-- Start MATERIAL FOR THE TASK --

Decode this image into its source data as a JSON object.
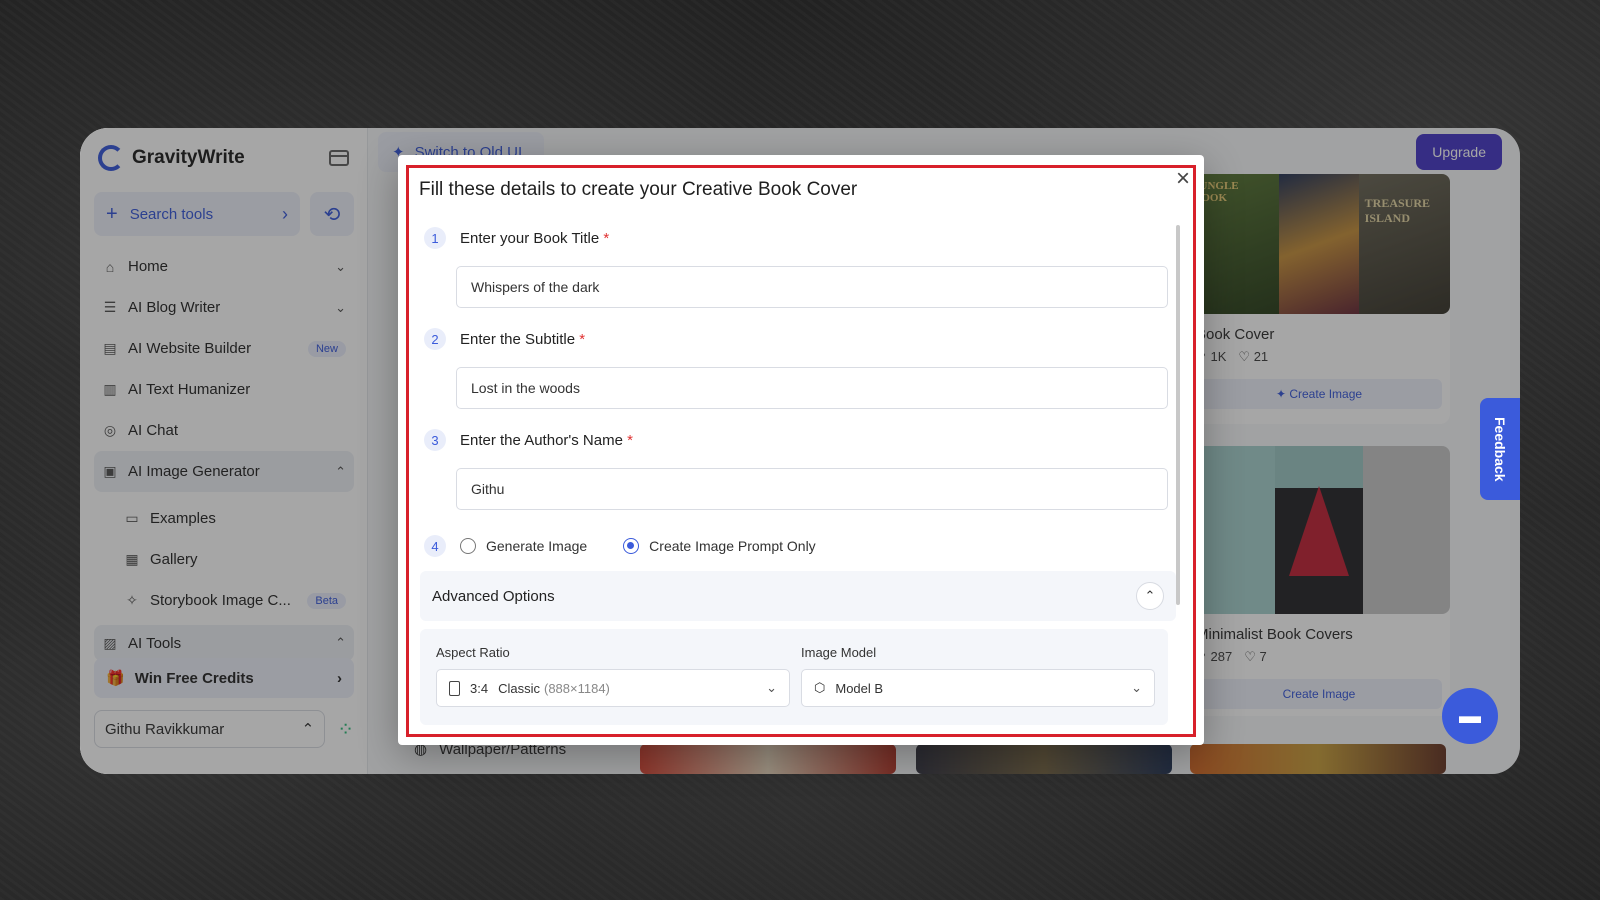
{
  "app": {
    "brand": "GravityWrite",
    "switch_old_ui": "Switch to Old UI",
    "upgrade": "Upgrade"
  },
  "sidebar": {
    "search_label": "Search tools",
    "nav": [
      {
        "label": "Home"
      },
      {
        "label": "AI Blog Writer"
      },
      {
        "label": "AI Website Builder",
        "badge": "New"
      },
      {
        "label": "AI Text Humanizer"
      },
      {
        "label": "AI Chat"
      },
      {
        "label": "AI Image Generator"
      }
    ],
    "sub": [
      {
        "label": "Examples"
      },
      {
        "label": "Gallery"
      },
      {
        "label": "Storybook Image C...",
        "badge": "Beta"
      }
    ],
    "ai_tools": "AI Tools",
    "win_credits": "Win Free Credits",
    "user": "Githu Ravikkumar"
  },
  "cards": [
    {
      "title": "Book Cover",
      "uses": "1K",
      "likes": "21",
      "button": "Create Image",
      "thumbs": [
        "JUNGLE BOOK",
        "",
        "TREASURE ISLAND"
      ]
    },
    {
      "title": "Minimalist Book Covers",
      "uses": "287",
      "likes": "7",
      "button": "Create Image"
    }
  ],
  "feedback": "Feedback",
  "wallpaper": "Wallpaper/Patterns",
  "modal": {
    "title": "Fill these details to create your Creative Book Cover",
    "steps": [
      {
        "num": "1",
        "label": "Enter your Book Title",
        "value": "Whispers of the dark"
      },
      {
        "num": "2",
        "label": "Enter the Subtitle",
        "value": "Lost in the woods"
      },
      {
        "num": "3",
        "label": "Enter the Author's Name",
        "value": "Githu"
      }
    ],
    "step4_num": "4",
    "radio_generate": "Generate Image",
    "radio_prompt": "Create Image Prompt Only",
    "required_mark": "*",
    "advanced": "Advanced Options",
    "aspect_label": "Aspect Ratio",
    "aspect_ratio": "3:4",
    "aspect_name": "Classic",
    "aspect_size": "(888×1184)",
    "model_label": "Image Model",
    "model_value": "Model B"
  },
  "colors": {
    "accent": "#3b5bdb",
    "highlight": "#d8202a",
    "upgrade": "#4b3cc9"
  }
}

-- End MATERIAL FOR THE TASK --

> **PROMPT**:
From the entries above, copy each line holding "button".

> **RESULT**:
      "button": "Create Image",
      "button": "Create Image"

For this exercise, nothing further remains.